▶ **WHAT YOU NEED TO DO**: Pick out every line in the data below that holds "glemt".

(Stored items)
-=-=-=-=-

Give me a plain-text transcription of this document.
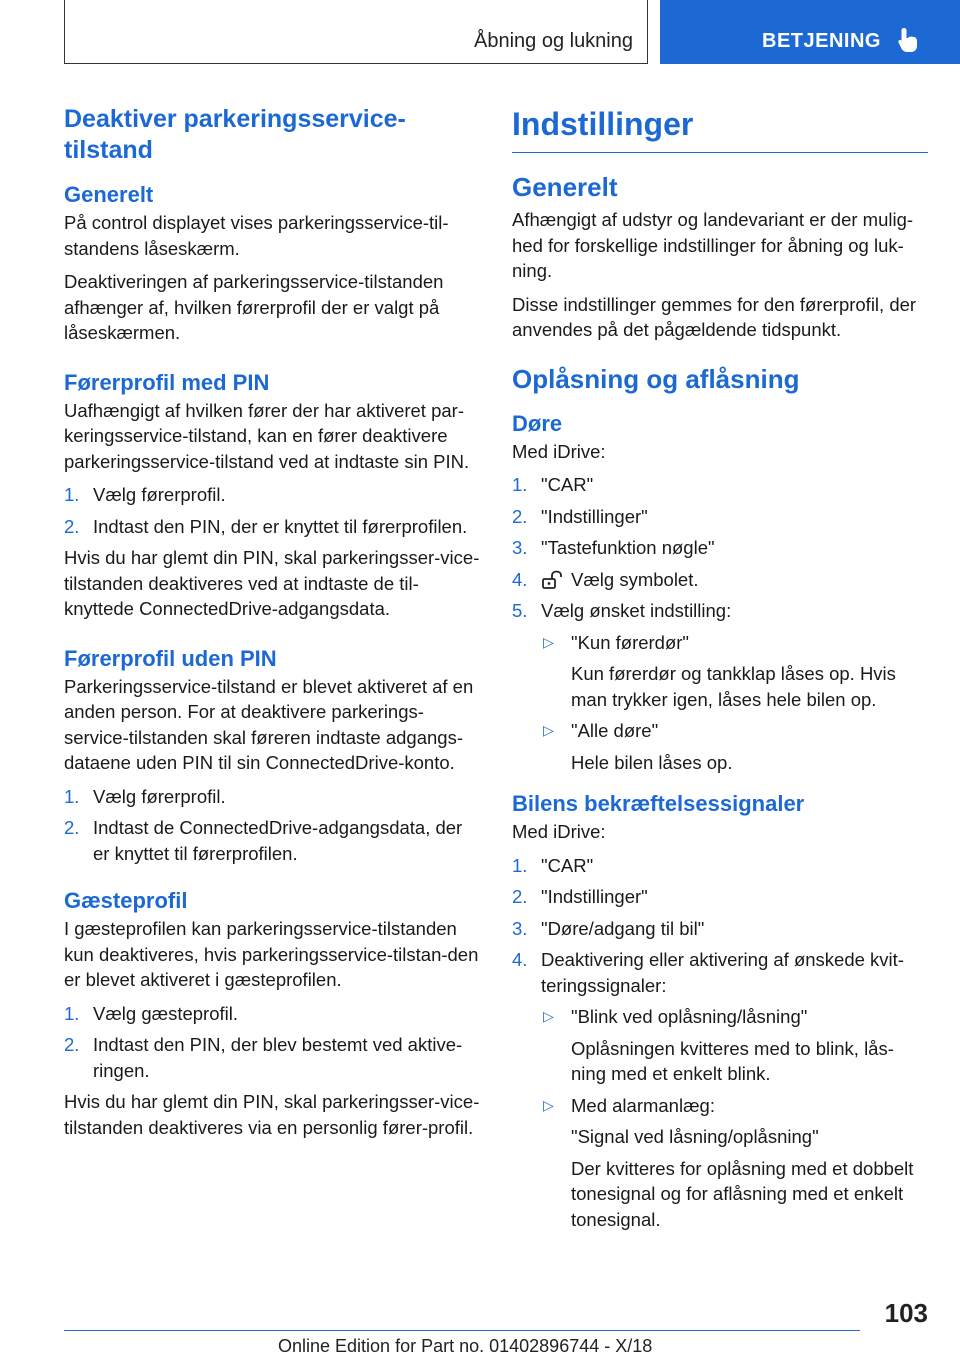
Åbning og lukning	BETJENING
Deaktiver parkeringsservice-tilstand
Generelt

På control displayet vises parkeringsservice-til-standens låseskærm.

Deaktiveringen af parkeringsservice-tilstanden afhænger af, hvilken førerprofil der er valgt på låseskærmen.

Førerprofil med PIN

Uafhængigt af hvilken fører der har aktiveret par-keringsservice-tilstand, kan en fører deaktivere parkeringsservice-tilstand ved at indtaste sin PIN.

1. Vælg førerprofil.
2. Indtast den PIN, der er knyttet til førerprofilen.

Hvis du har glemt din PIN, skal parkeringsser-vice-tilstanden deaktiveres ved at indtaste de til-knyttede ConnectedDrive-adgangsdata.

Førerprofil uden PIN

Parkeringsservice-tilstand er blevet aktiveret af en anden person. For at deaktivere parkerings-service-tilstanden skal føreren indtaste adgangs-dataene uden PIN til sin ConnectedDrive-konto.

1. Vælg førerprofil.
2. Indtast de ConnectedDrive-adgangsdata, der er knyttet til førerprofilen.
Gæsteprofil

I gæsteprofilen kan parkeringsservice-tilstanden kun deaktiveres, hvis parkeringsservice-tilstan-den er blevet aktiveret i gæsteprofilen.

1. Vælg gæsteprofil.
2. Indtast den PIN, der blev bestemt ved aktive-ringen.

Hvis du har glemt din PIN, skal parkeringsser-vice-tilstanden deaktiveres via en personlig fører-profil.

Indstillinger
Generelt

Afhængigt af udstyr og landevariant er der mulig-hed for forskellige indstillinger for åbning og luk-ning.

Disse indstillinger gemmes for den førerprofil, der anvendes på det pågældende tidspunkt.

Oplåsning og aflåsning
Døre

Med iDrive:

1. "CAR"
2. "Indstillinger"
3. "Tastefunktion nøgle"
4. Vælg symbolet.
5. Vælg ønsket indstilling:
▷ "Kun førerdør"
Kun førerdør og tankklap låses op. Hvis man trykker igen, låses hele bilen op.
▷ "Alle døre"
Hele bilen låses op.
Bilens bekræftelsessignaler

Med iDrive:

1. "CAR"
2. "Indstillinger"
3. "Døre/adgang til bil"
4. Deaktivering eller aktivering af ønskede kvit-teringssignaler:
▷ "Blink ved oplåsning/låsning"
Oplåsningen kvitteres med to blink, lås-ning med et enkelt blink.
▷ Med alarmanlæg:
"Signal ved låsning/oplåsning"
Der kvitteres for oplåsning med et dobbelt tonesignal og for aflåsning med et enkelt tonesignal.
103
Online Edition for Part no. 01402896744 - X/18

-=-=-=-=-

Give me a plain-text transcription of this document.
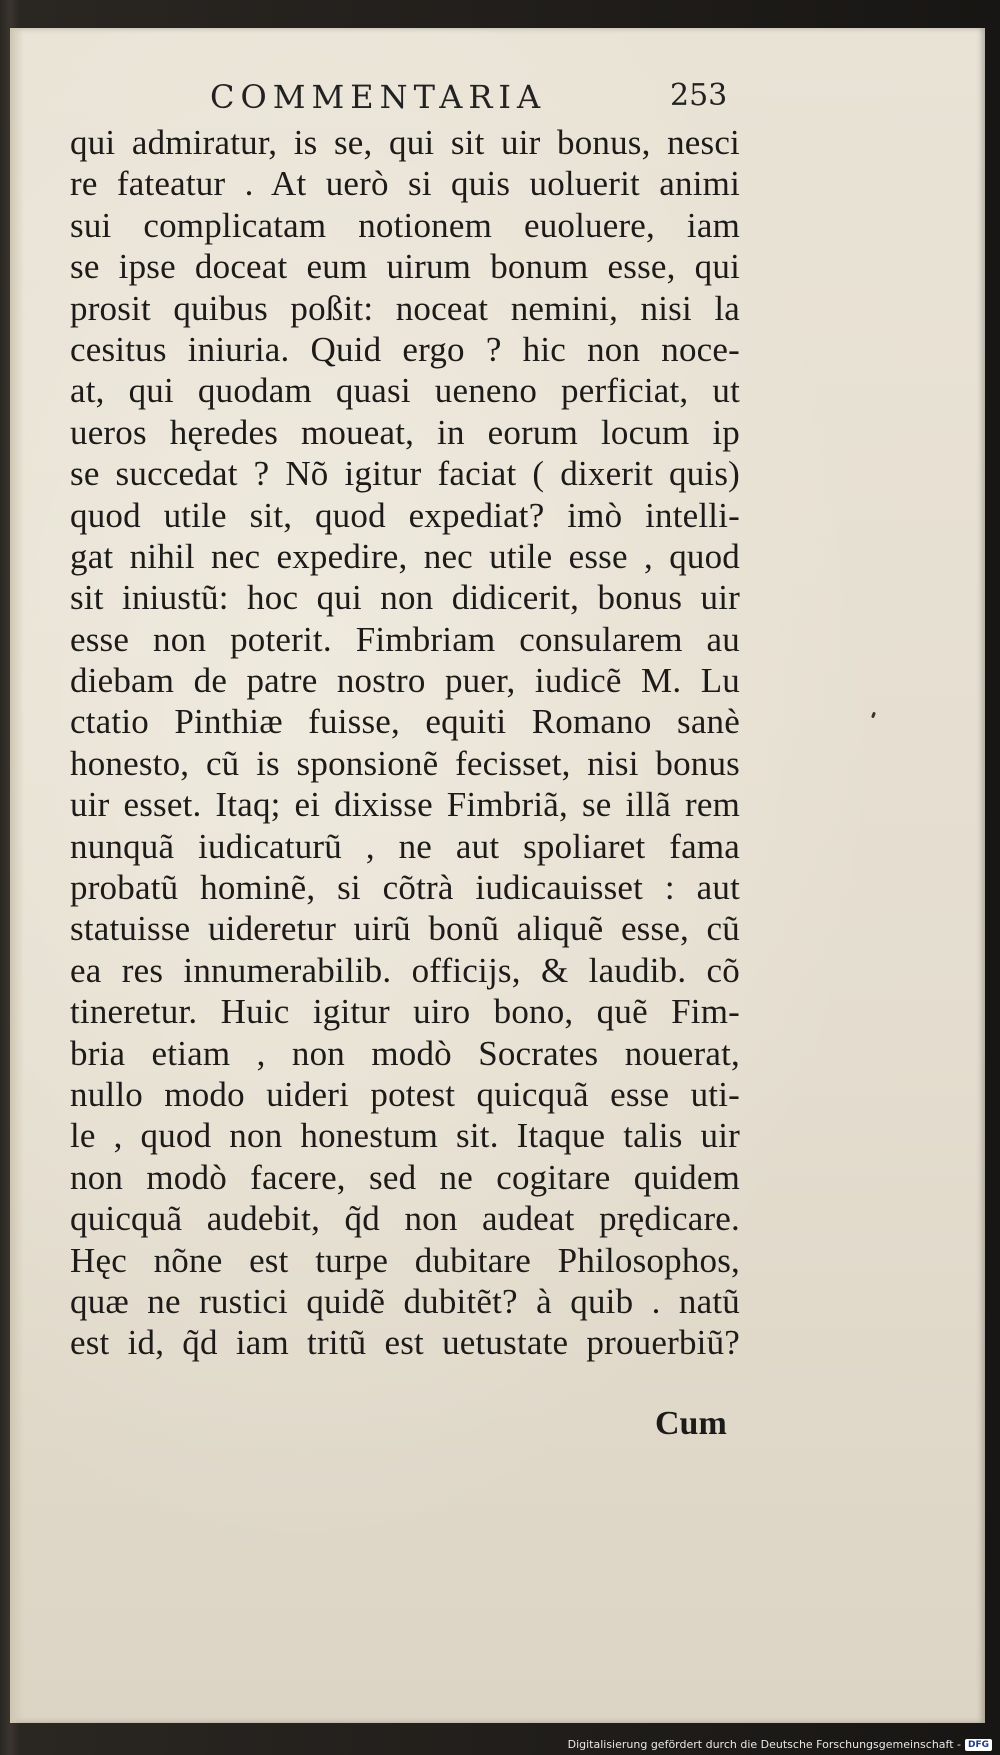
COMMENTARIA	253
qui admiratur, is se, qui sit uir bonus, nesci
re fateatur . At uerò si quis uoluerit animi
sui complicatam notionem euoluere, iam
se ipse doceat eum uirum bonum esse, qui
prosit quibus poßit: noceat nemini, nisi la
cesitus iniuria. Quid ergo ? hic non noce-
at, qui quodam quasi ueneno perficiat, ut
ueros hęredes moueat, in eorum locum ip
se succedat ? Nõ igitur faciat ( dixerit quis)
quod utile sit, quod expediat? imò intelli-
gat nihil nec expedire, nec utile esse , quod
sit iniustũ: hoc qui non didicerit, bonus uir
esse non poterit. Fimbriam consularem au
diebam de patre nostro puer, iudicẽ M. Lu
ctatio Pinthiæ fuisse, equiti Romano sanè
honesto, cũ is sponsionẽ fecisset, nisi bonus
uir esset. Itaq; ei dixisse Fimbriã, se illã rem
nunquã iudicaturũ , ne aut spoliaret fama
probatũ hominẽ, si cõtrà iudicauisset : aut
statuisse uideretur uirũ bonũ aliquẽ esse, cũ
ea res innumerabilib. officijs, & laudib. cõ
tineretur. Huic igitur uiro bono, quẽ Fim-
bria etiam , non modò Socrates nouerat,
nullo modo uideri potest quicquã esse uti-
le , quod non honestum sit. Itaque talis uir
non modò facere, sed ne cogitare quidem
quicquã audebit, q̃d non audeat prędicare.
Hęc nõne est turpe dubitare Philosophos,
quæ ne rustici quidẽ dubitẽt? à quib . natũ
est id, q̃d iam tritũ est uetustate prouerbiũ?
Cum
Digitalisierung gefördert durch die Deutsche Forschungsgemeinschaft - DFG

-=-=-=-=-

▶ **RESPONSE**:
Hvis du har glemt din PIN, skal parkeringsser-vice-tilstanden deaktiveres ved at indtaste de til-knyttede ConnectedDrive-adgangsdata.
Hvis du har glemt din PIN, skal parkeringsser-vice-tilstanden deaktiveres via en personlig fører-profil.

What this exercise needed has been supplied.